AIM OF THE TASK -
Extract, from the records beneath this instruction, each line that contains the word "JSON".

____________

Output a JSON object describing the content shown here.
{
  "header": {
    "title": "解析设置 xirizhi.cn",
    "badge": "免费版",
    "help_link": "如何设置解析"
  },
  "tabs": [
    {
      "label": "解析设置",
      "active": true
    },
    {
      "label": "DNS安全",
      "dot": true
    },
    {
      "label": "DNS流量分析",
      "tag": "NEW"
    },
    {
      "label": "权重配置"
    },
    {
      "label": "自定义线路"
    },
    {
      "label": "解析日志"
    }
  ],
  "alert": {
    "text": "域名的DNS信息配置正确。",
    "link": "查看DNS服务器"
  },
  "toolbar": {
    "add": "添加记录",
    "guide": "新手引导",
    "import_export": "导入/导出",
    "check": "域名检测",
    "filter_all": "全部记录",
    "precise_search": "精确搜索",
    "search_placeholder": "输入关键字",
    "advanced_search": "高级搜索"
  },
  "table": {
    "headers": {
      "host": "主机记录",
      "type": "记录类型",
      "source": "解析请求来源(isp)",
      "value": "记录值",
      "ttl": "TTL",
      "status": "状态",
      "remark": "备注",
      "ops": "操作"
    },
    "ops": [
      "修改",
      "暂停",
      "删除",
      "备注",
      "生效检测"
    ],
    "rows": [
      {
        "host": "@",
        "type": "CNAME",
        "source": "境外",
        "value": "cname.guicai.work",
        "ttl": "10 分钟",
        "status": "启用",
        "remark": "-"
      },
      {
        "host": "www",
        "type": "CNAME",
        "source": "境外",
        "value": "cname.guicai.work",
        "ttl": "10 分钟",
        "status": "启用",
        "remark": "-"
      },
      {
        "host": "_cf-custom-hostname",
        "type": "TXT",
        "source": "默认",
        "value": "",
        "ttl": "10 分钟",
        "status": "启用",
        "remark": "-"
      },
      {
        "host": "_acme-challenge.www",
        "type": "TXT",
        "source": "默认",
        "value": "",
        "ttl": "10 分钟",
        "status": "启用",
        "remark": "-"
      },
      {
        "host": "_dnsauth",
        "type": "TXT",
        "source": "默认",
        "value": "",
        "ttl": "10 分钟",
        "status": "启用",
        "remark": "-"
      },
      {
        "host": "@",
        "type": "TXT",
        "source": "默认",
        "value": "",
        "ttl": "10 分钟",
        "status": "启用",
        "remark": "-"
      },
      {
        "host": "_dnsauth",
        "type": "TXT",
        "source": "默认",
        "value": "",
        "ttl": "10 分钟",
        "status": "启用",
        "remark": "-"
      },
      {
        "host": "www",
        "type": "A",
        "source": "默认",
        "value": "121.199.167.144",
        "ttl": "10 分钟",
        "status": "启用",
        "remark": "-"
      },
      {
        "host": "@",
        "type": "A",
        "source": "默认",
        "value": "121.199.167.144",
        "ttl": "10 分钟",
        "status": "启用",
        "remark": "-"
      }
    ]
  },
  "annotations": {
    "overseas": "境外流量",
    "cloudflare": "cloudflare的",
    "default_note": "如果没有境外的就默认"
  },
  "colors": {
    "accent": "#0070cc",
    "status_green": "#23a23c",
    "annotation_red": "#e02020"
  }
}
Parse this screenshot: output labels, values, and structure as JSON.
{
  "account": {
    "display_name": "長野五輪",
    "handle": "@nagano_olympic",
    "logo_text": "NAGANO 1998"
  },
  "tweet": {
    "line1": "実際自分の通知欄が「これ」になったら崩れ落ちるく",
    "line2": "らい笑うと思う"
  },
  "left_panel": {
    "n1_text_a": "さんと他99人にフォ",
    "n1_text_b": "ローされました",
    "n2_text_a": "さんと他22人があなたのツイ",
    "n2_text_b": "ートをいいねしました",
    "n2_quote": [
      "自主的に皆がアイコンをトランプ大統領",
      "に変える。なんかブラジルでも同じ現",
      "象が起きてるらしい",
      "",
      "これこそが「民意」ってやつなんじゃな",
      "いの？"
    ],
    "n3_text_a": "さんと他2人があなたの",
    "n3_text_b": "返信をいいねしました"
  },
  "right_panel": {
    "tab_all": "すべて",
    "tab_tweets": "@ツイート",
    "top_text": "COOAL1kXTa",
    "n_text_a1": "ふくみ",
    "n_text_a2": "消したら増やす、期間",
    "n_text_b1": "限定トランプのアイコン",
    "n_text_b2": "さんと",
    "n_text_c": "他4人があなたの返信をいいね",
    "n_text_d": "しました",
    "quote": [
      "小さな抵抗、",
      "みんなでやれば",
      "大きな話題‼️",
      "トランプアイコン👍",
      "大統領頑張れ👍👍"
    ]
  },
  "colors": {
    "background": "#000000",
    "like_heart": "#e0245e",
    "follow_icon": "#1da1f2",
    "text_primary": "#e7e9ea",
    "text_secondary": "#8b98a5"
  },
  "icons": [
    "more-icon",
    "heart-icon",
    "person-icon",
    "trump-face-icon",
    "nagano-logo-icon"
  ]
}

____________

WORKED SOLUTION -
Output a JSON object describing the content shown here.
Parse this screenshot: output labels, values, and structure as JSON.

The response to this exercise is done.